◆ Written problem: Transcribe everything in the data word for word. Pictures are left out.

-- Begin Data for this task --

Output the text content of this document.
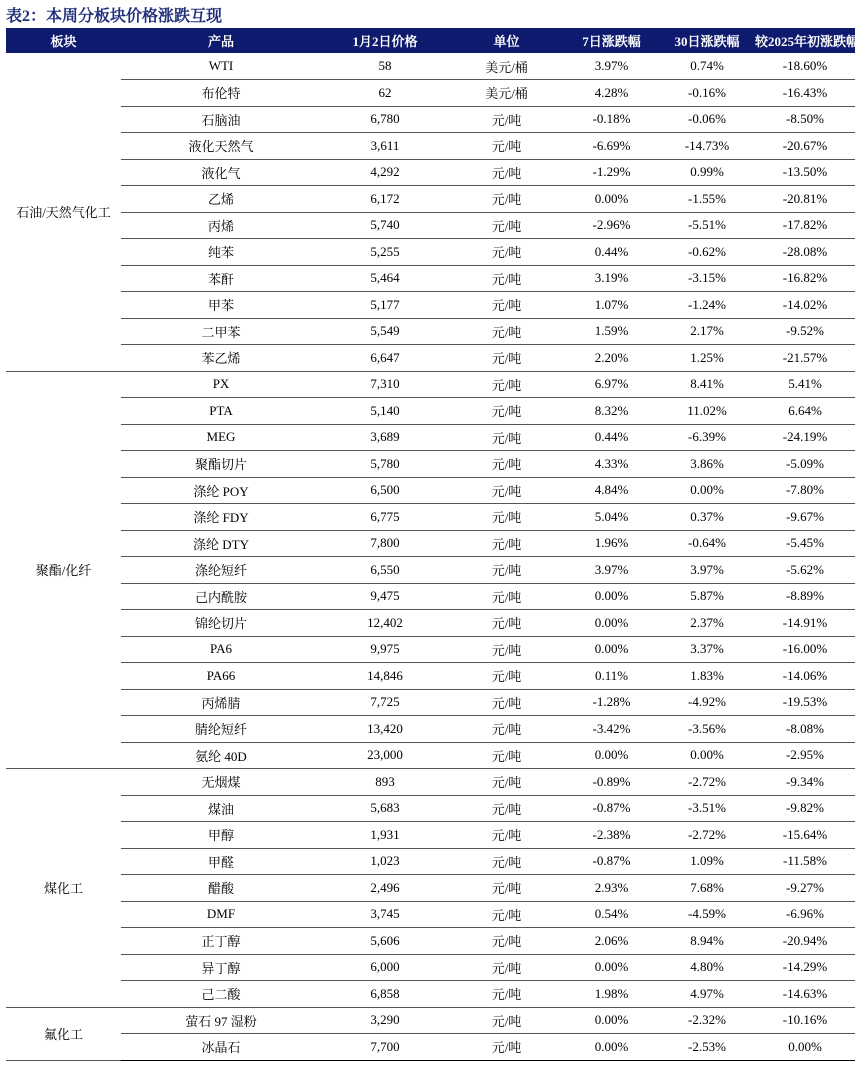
表2：本周分板块价格涨跌互现
板块	产品	1月2日价格	单位	7日涨跌幅	30日涨跌幅	较2025年初涨跌幅
石油/天然气化工	WTI	58	美元/桶	3.97%	0.74%	-18.60%
	布伦特	62	美元/桶	4.28%	-0.16%	-16.43%
	石脑油	6,780	元/吨	-0.18%	-0.06%	-8.50%
	液化天然气	3,611	元/吨	-6.69%	-14.73%	-20.67%
	液化气	4,292	元/吨	-1.29%	0.99%	-13.50%
	乙烯	6,172	元/吨	0.00%	-1.55%	-20.81%
	丙烯	5,740	元/吨	-2.96%	-5.51%	-17.82%
	纯苯	5,255	元/吨	0.44%	-0.62%	-28.08%
	苯酐	5,464	元/吨	3.19%	-3.15%	-16.82%
	甲苯	5,177	元/吨	1.07%	-1.24%	-14.02%
	二甲苯	5,549	元/吨	1.59%	2.17%	-9.52%
	苯乙烯	6,647	元/吨	2.20%	1.25%	-21.57%
聚酯/化纤	PX	7,310	元/吨	6.97%	8.41%	5.41%
	PTA	5,140	元/吨	8.32%	11.02%	6.64%
	MEG	3,689	元/吨	0.44%	-6.39%	-24.19%
	聚酯切片	5,780	元/吨	4.33%	3.86%	-5.09%
	涤纶 POY	6,500	元/吨	4.84%	0.00%	-7.80%
	涤纶 FDY	6,775	元/吨	5.04%	0.37%	-9.67%
	涤纶 DTY	7,800	元/吨	1.96%	-0.64%	-5.45%
	涤纶短纤	6,550	元/吨	3.97%	3.97%	-5.62%
	己内酰胺	9,475	元/吨	0.00%	5.87%	-8.89%
	锦纶切片	12,402	元/吨	0.00%	2.37%	-14.91%
	PA6	9,975	元/吨	0.00%	3.37%	-16.00%
	PA66	14,846	元/吨	0.11%	1.83%	-14.06%
	丙烯腈	7,725	元/吨	-1.28%	-4.92%	-19.53%
	腈纶短纤	13,420	元/吨	-3.42%	-3.56%	-8.08%
	氨纶 40D	23,000	元/吨	0.00%	0.00%	-2.95%
煤化工	无烟煤	893	元/吨	-0.89%	-2.72%	-9.34%
	煤油	5,683	元/吨	-0.87%	-3.51%	-9.82%
	甲醇	1,931	元/吨	-2.38%	-2.72%	-15.64%
	甲醛	1,023	元/吨	-0.87%	1.09%	-11.58%
	醋酸	2,496	元/吨	2.93%	7.68%	-9.27%
	DMF	3,745	元/吨	0.54%	-4.59%	-6.96%
	正丁醇	5,606	元/吨	2.06%	8.94%	-20.94%
	异丁醇	6,000	元/吨	0.00%	4.80%	-14.29%
	己二酸	6,858	元/吨	1.98%	4.97%	-14.63%
氟化工	萤石 97 湿粉	3,290	元/吨	0.00%	-2.32%	-10.16%
	冰晶石	7,700	元/吨	0.00%	-2.53%	0.00%
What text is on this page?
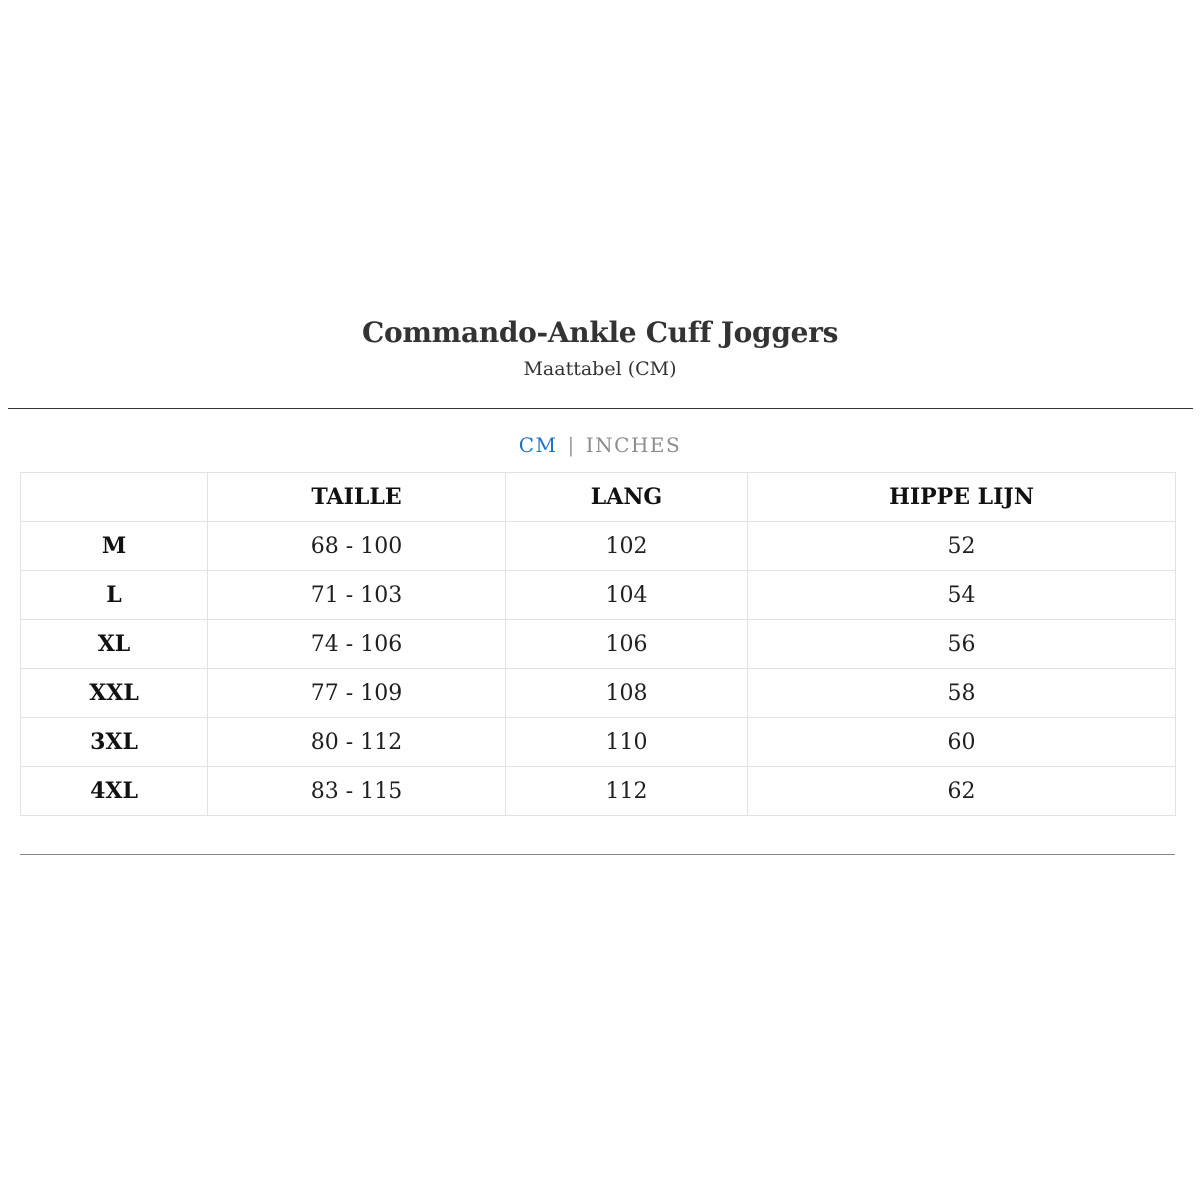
Commando-Ankle Cuff Joggers
Maattabel (CM)
CM | INCHES
	TAILLE	LANG	HIPPE LIJN
M	68 - 100	102	52
L	71 - 103	104	54
XL	74 - 106	106	56
XXL	77 - 109	108	58
3XL	80 - 112	110	60
4XL	83 - 115	112	62
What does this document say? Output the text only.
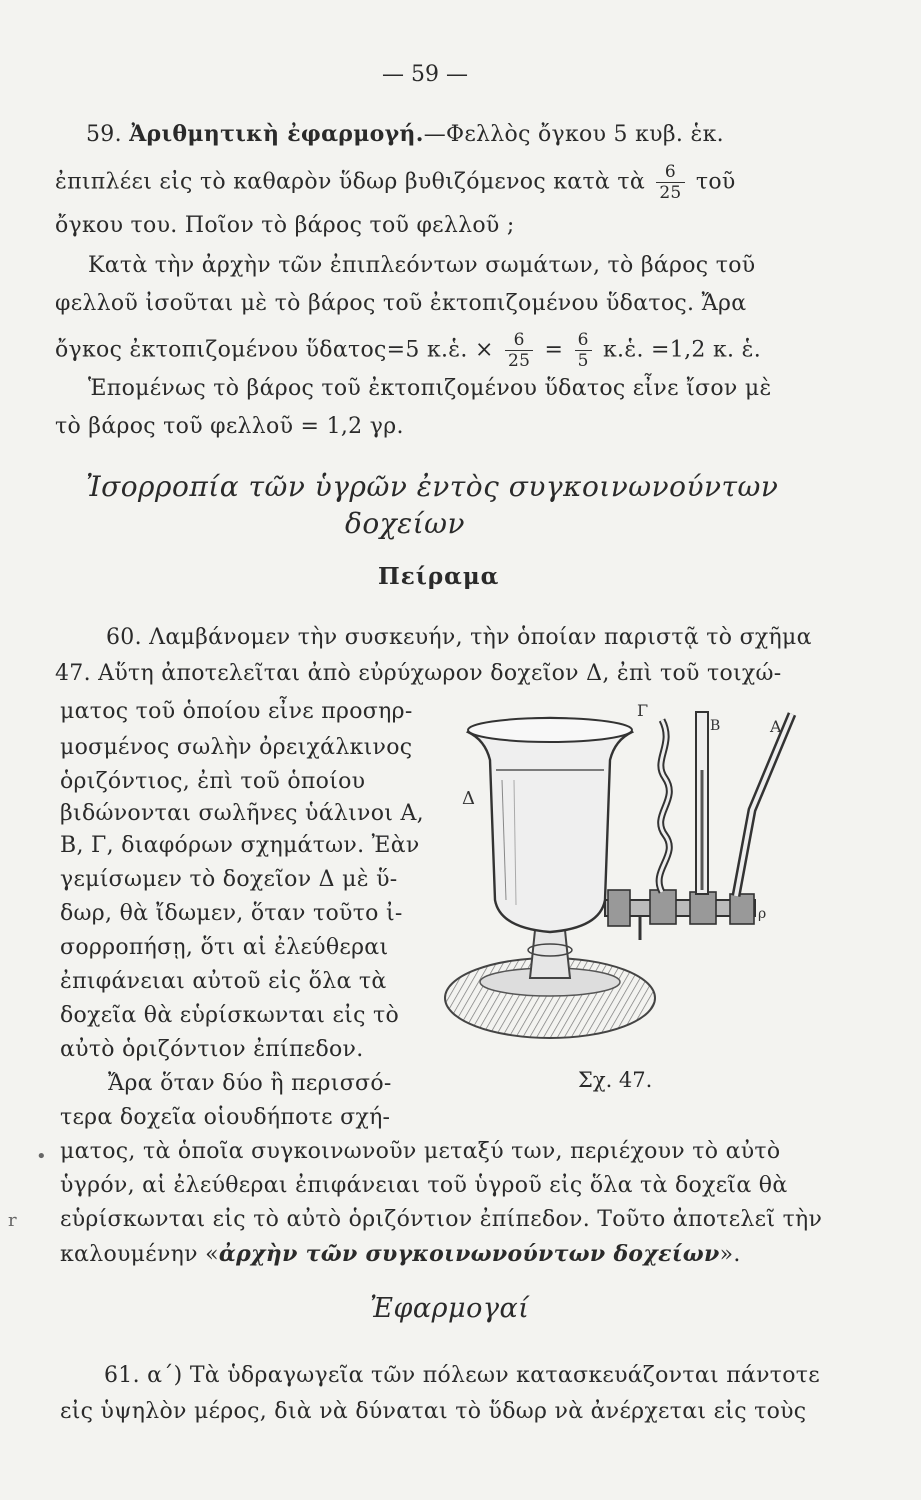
— 59 —
59. Ἀριθμητικὴ ἐφαρμογή.—Φελλὸς ὄγκου 5 κυβ. ἑκ.
ἐπιπλέει εἰς τὸ καθαρὸν ὕδωρ βυθιζόμενος κατὰ τὰ $\frac{6}{25}$ τοῦ
ὄγκου του. Ποῖον τὸ βάρος τοῦ φελλοῦ ;
Κατὰ τὴν ἀρχὴν τῶν ἐπιπλεόντων σωμάτων, τὸ βάρος τοῦ
φελλοῦ ἰσοῦται μὲ τὸ βάρος τοῦ ἐκτοπιζομένου ὕδατος. Ἄρα
ὄγκος ἐκτοπιζομένου ὕδατος=5 κ.ἑ. × $\frac{6}{25} = \frac{6}{5}$ κ.ἑ. =1,2 κ. ἑ.
Ἑπομένως τὸ βάρος τοῦ ἐκτοπιζομένου ὕδατος εἶνε ἴσον μὲ
τὸ βάρος τοῦ φελλοῦ = 1,2 γρ.
Ἰσορροπία τῶν ὑγρῶν ἐντὸς συγκοινωνούντων
δοχείων
Πείραμα
60. Λαμβάνομεν τὴν συσκευήν, τὴν ὁποίαν παριστᾷ τὸ σχῆμα
47. Αὕτη ἀποτελεῖται ἀπὸ εὐρύχωρον δοχεῖον Δ, ἐπὶ τοῦ τοιχώ-
ματος τοῦ ὁποίου εἶνε προσηρ-
μοσμένος σωλὴν ὀρειχάλκινος
ὁριζόντιος, ἐπὶ τοῦ ὁποίου
βιδώνονται σωλῆνες ὑάλινοι Α,
Β, Γ, διαφόρων σχημάτων. Ἐὰν
γεμίσωμεν τὸ δοχεῖον Δ μὲ ὕ-
δωρ, θὰ ἴδωμεν, ὅταν τοῦτο ἰ-
σορροπήσῃ, ὅτι αἱ ἐλεύθεραι
ἐπιφάνειαι αὐτοῦ εἰς ὅλα τὰ
δοχεῖα θὰ εὑρίσκωνται εἰς τὸ
αὐτὸ ὁριζόντιον ἐπίπεδον.
Ἄρα ὅταν δύο ἢ περισσό-
τερα δοχεῖα οἱουδήποτε σχή-
ματος, τὰ ὁποῖα συγκοινωνοῦν μεταξύ των, περιέχουν τὸ αὐτὸ
ὑγρόν, αἱ ἐλεύθεραι ἐπιφάνειαι τοῦ ὑγροῦ εἰς ὅλα τὰ δοχεῖα θὰ
εὑρίσκωνται εἰς τὸ αὐτὸ ὁριζόντιον ἐπίπεδον. Τοῦτο ἀποτελεῖ τὴν
καλουμένην «ἀρχὴν τῶν συγκοινωνούντων δοχείων».
Δ
Γ
Β	Α
ρ
Σχ. 47.
Ἐφαρμογαί
61. α΄) Τὰ ὑδραγωγεῖα τῶν πόλεων κατασκευάζονται πάντοτε
εἰς ὑψηλὸν μέρος, διὰ νὰ δύναται τὸ ὕδωρ νὰ ἀνέρχεται εἰς τοὺς
•
r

-- End Data for this task --

◆ The answer:
Output the text content of this document.
表2：本周分板块价格涨跌互现
板块	产品	1月2日价格	单位	7日涨跌幅	30日涨跌幅	较2025年初涨跌幅
石油/天然气化工	WTI	58	美元/桶	3.97%	0.74%	-18.60%
	布伦特	62	美元/桶	4.28%	-0.16%	-16.43%
	石脑油	6,780	元/吨	-0.18%	-0.06%	-8.50%
	液化天然气	3,611	元/吨	-6.69%	-14.73%	-20.67%
	液化气	4,292	元/吨	-1.29%	0.99%	-13.50%
	乙烯	6,172	元/吨	0.00%	-1.55%	-20.81%
	丙烯	5,740	元/吨	-2.96%	-5.51%	-17.82%
	纯苯	5,255	元/吨	0.44%	-0.62%	-28.08%
	苯酐	5,464	元/吨	3.19%	-3.15%	-16.82%
	甲苯	5,177	元/吨	1.07%	-1.24%	-14.02%
	二甲苯	5,549	元/吨	1.59%	2.17%	-9.52%
	苯乙烯	6,647	元/吨	2.20%	1.25%	-21.57%
聚酯/化纤	PX	7,310	元/吨	6.97%	8.41%	5.41%
	PTA	5,140	元/吨	8.32%	11.02%	6.64%
	MEG	3,689	元/吨	0.44%	-6.39%	-24.19%
	聚酯切片	5,780	元/吨	4.33%	3.86%	-5.09%
	涤纶 POY	6,500	元/吨	4.84%	0.00%	-7.80%
	涤纶 FDY	6,775	元/吨	5.04%	0.37%	-9.67%
	涤纶 DTY	7,800	元/吨	1.96%	-0.64%	-5.45%
	涤纶短纤	6,550	元/吨	3.97%	3.97%	-5.62%
	己内酰胺	9,475	元/吨	0.00%	5.87%	-8.89%
	锦纶切片	12,402	元/吨	0.00%	2.37%	-14.91%
	PA6	9,975	元/吨	0.00%	3.37%	-16.00%
	PA66	14,846	元/吨	0.11%	1.83%	-14.06%
	丙烯腈	7,725	元/吨	-1.28%	-4.92%	-19.53%
	腈纶短纤	13,420	元/吨	-3.42%	-3.56%	-8.08%
	氨纶 40D	23,000	元/吨	0.00%	0.00%	-2.95%
煤化工	无烟煤	893	元/吨	-0.89%	-2.72%	-9.34%
	煤油	5,683	元/吨	-0.87%	-3.51%	-9.82%
	甲醇	1,931	元/吨	-2.38%	-2.72%	-15.64%
	甲醛	1,023	元/吨	-0.87%	1.09%	-11.58%
	醋酸	2,496	元/吨	2.93%	7.68%	-9.27%
	DMF	3,745	元/吨	0.54%	-4.59%	-6.96%
	正丁醇	5,606	元/吨	2.06%	8.94%	-20.94%
	异丁醇	6,000	元/吨	0.00%	4.80%	-14.29%
	己二酸	6,858	元/吨	1.98%	4.97%	-14.63%
氟化工	萤石 97 湿粉	3,290	元/吨	0.00%	-2.32%	-10.16%
	冰晶石	7,700	元/吨	0.00%	-2.53%	0.00%
What text is on this page?
Commando-Ankle Cuff Joggers
Maattabel (CM)
CM | INCHES
	TAILLE	LANG	HIPPE LIJN
M	68 - 100	102	52
L	71 - 103	104	54
XL	74 - 106	106	56
XXL	77 - 109	108	58
3XL	80 - 112	110	60
4XL	83 - 115	112	62
What does this document say? Output the text only.
— 59 —
59. Ἀριθμητικὴ ἐφαρμογή.—Φελλὸς ὄγκου 5 κυβ. ἑκ.
ἐπιπλέει εἰς τὸ καθαρὸν ὕδωρ βυθιζόμενος κατὰ τὰ $\frac{6}{25}$ τοῦ
ὄγκου του. Ποῖον τὸ βάρος τοῦ φελλοῦ ;
Κατὰ τὴν ἀρχὴν τῶν ἐπιπλεόντων σωμάτων, τὸ βάρος τοῦ
φελλοῦ ἰσοῦται μὲ τὸ βάρος τοῦ ἐκτοπιζομένου ὕδατος. Ἄρα
ὄγκος ἐκτοπιζομένου ὕδατος=5 κ.ἑ. × $\frac{6}{25} = \frac{6}{5}$ κ.ἑ. =1,2 κ. ἑ.
Ἑπομένως τὸ βάρος τοῦ ἐκτοπιζομένου ὕδατος εἶνε ἴσον μὲ
τὸ βάρος τοῦ φελλοῦ = 1,2 γρ.
Ἰσορροπία τῶν ὑγρῶν ἐντὸς συγκοινωνούντων
δοχείων
Πείραμα
60. Λαμβάνομεν τὴν συσκευήν, τὴν ὁποίαν παριστᾷ τὸ σχῆμα
47. Αὕτη ἀποτελεῖται ἀπὸ εὐρύχωρον δοχεῖον Δ, ἐπὶ τοῦ τοιχώ-
ματος τοῦ ὁποίου εἶνε προσηρ-
μοσμένος σωλὴν ὀρειχάλκινος
ὁριζόντιος, ἐπὶ τοῦ ὁποίου
βιδώνονται σωλῆνες ὑάλινοι Α,
Β, Γ, διαφόρων σχημάτων. Ἐὰν
γεμίσωμεν τὸ δοχεῖον Δ μὲ ὕ-
δωρ, θὰ ἴδωμεν, ὅταν τοῦτο ἰ-
σορροπήσῃ, ὅτι αἱ ἐλεύθεραι
ἐπιφάνειαι αὐτοῦ εἰς ὅλα τὰ
δοχεῖα θὰ εὑρίσκωνται εἰς τὸ
αὐτὸ ὁριζόντιον ἐπίπεδον.
Ἄρα ὅταν δύο ἢ περισσό-
τερα δοχεῖα οἱουδήποτε σχή-
ματος, τὰ ὁποῖα συγκοινωνοῦν μεταξύ των, περιέχουν τὸ αὐτὸ
ὑγρόν, αἱ ἐλεύθεραι ἐπιφάνειαι τοῦ ὑγροῦ εἰς ὅλα τὰ δοχεῖα θὰ
εὑρίσκωνται εἰς τὸ αὐτὸ ὁριζόντιον ἐπίπεδον. Τοῦτο ἀποτελεῖ τὴν
καλουμένην «ἀρχὴν τῶν συγκοινωνούντων δοχείων».
Δ
Γ
Β	Α
ρ
Σχ. 47.
Ἐφαρμογαί
61. α΄) Τὰ ὑδραγωγεῖα τῶν πόλεων κατασκευάζονται πάντοτε
εἰς ὑψηλὸν μέρος, διὰ νὰ δύναται τὸ ὕδωρ νὰ ἀνέρχεται εἰς τοὺς
•
r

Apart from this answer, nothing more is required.